Select every line containing the word "นายน" from the material, and copy those lines.

------------------------------

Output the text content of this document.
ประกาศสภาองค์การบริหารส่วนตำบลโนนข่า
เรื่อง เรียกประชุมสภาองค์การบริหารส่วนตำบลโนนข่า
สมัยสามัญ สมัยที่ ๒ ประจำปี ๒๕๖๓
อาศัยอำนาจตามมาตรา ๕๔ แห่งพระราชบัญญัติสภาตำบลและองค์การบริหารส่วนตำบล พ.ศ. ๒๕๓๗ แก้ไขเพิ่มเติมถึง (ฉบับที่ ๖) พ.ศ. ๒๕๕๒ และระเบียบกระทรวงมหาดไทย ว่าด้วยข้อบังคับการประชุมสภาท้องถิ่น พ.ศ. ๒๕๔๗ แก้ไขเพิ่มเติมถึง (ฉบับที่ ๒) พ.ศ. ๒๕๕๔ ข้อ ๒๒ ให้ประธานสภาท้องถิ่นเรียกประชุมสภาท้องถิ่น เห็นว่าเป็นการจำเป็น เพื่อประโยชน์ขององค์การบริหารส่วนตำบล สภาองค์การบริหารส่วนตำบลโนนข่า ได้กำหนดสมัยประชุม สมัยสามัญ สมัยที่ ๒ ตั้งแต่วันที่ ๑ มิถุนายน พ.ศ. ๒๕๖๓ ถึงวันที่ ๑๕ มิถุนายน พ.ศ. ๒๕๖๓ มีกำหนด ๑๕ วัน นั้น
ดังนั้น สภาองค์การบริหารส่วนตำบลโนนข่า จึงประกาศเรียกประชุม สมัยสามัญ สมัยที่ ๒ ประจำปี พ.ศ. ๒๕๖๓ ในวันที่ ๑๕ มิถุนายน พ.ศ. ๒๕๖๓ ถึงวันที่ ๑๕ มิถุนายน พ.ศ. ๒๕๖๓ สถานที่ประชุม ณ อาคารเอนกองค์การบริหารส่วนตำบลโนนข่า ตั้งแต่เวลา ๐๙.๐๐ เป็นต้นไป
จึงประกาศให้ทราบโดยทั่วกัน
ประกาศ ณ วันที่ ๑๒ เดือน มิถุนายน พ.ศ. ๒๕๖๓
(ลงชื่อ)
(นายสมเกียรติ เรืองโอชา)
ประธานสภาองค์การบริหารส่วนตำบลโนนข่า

------------------------------

Answer in full
อาศัยอำนาจตามมาตรา ๕๔ แห่งพระราชบัญญัติสภาตำบลและองค์การบริหารส่วนตำบล พ.ศ. ๒๕๓๗ แก้ไขเพิ่มเติมถึง (ฉบับที่ ๖) พ.ศ. ๒๕๕๒ และระเบียบกระทรวงมหาดไทย ว่าด้วยข้อบังคับการประชุมสภาท้องถิ่น พ.ศ. ๒๕๔๗ แก้ไขเพิ่มเติมถึง (ฉบับที่ ๒) พ.ศ. ๒๕๕๔ ข้อ ๒๒ ให้ประธานสภาท้องถิ่นเรียกประชุมสภาท้องถิ่น เห็นว่าเป็นการจำเป็น เพื่อประโยชน์ขององค์การบริหารส่วนตำบล สภาองค์การบริหารส่วนตำบลโนนข่า ได้กำหนดสมัยประชุม สมัยสามัญ สมัยที่ ๒ ตั้งแต่วันที่ ๑ มิถุนายน พ.ศ. ๒๕๖๓ ถึงวันที่ ๑๕ มิถุนายน พ.ศ. ๒๕๖๓ มีกำหนด ๑๕ วัน นั้น
ดังนั้น สภาองค์การบริหารส่วนตำบลโนนข่า จึงประกาศเรียกประชุม สมัยสามัญ สมัยที่ ๒ ประจำปี พ.ศ. ๒๕๖๓ ในวันที่ ๑๕ มิถุนายน พ.ศ. ๒๕๖๓ ถึงวันที่ ๑๕ มิถุนายน พ.ศ. ๒๕๖๓ สถานที่ประชุม ณ อาคารเอนกองค์การบริหารส่วนตำบลโนนข่า ตั้งแต่เวลา ๐๙.๐๐ เป็นต้นไป
ประกาศ ณ วันที่ ๑๒ เดือน มิถุนายน พ.ศ. ๒๕๖๓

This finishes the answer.